> SET EXERCISE:
Scan the entries below. List each line with "progettazione".

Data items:
[START]
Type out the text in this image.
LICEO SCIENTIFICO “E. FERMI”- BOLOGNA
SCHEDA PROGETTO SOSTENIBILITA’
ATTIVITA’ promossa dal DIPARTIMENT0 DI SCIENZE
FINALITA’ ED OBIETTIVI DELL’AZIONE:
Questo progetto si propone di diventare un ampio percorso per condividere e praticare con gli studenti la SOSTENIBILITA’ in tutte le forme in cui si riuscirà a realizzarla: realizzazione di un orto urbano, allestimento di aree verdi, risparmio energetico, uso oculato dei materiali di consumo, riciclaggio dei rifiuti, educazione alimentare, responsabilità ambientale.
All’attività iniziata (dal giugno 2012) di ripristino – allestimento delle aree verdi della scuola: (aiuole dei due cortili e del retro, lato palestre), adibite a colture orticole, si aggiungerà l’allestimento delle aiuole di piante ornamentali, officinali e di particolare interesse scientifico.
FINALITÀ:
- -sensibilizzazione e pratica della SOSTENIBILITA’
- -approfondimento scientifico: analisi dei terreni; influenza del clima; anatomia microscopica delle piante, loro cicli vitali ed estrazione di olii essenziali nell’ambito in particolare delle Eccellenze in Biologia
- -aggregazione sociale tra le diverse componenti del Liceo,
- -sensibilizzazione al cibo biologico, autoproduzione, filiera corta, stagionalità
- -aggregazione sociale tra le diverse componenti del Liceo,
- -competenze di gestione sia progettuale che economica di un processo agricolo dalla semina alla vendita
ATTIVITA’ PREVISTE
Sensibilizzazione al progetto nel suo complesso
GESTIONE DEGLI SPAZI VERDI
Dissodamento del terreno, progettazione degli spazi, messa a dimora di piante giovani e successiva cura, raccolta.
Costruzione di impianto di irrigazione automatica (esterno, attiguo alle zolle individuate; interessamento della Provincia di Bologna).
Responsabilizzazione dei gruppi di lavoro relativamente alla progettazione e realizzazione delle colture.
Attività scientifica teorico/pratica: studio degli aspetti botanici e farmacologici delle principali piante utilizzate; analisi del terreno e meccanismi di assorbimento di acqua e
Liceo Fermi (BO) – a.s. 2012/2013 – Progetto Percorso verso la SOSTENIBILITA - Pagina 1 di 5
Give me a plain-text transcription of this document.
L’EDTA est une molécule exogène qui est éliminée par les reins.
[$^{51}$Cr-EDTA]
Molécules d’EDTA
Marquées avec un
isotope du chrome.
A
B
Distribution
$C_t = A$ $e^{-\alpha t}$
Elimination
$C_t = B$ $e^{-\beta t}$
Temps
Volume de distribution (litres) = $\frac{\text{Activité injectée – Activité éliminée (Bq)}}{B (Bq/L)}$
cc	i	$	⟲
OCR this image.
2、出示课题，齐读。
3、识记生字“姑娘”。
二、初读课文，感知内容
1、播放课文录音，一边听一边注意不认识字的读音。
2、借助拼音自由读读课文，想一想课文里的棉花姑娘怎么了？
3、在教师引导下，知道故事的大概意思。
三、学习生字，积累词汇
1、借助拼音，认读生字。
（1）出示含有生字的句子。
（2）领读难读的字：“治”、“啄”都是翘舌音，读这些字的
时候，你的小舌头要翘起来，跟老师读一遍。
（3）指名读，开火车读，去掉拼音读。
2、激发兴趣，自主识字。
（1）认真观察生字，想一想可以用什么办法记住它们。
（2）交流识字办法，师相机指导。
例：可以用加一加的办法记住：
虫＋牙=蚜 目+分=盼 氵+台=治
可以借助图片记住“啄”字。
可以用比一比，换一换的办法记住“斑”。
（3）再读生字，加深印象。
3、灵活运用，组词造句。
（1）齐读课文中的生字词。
[END]
> SOLUTION TO THIS PROBLEM:
Dissodamento del terreno, progettazione degli spazi, messa a dimora di piante giovani e successiva cura, raccolta.
Responsabilizzazione dei gruppi di lavoro relativamente alla progettazione e realizzazione delle colture.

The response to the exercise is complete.